_YOUR TASK_
Your task is to give the data again, exactly, with every line intact.

-- begin EXERCISE INPUT --

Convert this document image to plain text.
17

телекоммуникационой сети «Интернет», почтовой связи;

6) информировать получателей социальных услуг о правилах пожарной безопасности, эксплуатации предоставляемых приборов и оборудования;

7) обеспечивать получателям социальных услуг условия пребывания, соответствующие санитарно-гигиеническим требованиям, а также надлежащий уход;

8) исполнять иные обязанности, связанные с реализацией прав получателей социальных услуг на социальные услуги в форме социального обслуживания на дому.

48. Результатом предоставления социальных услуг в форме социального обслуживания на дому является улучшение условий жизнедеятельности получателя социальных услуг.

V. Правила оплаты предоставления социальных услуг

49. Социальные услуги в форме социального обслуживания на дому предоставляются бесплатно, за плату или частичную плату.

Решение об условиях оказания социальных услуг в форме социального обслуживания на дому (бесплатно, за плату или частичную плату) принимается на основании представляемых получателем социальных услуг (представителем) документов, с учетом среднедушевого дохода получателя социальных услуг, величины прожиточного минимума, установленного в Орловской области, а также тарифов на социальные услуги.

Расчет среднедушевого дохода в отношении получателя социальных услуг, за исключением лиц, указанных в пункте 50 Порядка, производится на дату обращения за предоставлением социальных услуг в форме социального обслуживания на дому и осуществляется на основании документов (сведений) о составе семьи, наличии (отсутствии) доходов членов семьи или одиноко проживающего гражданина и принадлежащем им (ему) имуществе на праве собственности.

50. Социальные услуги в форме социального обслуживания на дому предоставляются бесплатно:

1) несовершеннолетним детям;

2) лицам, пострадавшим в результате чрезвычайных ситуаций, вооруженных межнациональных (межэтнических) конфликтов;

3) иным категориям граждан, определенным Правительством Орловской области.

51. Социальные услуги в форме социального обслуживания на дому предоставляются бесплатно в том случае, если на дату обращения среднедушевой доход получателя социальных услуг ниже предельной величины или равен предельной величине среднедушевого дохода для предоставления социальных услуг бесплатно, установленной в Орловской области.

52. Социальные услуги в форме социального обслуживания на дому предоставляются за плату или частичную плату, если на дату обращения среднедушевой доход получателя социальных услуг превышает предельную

-- end EXERCISE INPUT --

_COMPLETE ANSWER_
Convert this document image to plain text.
17

телекоммуникационой сети «Интернет», почтовой связи;

6) информировать получателей социальных услуг о правилах пожарной безопасности, эксплуатации предоставляемых приборов и оборудования;

7) обеспечивать получателям социальных услуг условия пребывания, соответствующие санитарно-гигиеническим требованиям, а также надлежащий уход;

8) исполнять иные обязанности, связанные с реализацией прав получателей социальных услуг на социальные услуги в форме социального обслуживания на дому.

48. Результатом предоставления социальных услуг в форме социального обслуживания на дому является улучшение условий жизнедеятельности получателя социальных услуг.

V. Правила оплаты предоставления социальных услуг

49. Социальные услуги в форме социального обслуживания на дому предоставляются бесплатно, за плату или частичную плату.

Решение об условиях оказания социальных услуг в форме социального обслуживания на дому (бесплатно, за плату или частичную плату) принимается на основании представляемых получателем социальных услуг (представителем) документов, с учетом среднедушевого дохода получателя социальных услуг, величины прожиточного минимума, установленного в Орловской области, а также тарифов на социальные услуги.

Расчет среднедушевого дохода в отношении получателя социальных услуг, за исключением лиц, указанных в пункте 50 Порядка, производится на дату обращения за предоставлением социальных услуг в форме социального обслуживания на дому и осуществляется на основании документов (сведений) о составе семьи, наличии (отсутствии) доходов членов семьи или одиноко проживающего гражданина и принадлежащем им (ему) имуществе на праве собственности.

50. Социальные услуги в форме социального обслуживания на дому предоставляются бесплатно:

1) несовершеннолетним детям;

2) лицам, пострадавшим в результате чрезвычайных ситуаций, вооруженных межнациональных (межэтнических) конфликтов;

3) иным категориям граждан, определенным Правительством Орловской области.

51. Социальные услуги в форме социального обслуживания на дому предоставляются бесплатно в том случае, если на дату обращения среднедушевой доход получателя социальных услуг ниже предельной величины или равен предельной величине среднедушевого дохода для предоставления социальных услуг бесплатно, установленной в Орловской области.

52. Социальные услуги в форме социального обслуживания на дому предоставляются за плату или частичную плату, если на дату обращения среднедушевой доход получателя социальных услуг превышает предельную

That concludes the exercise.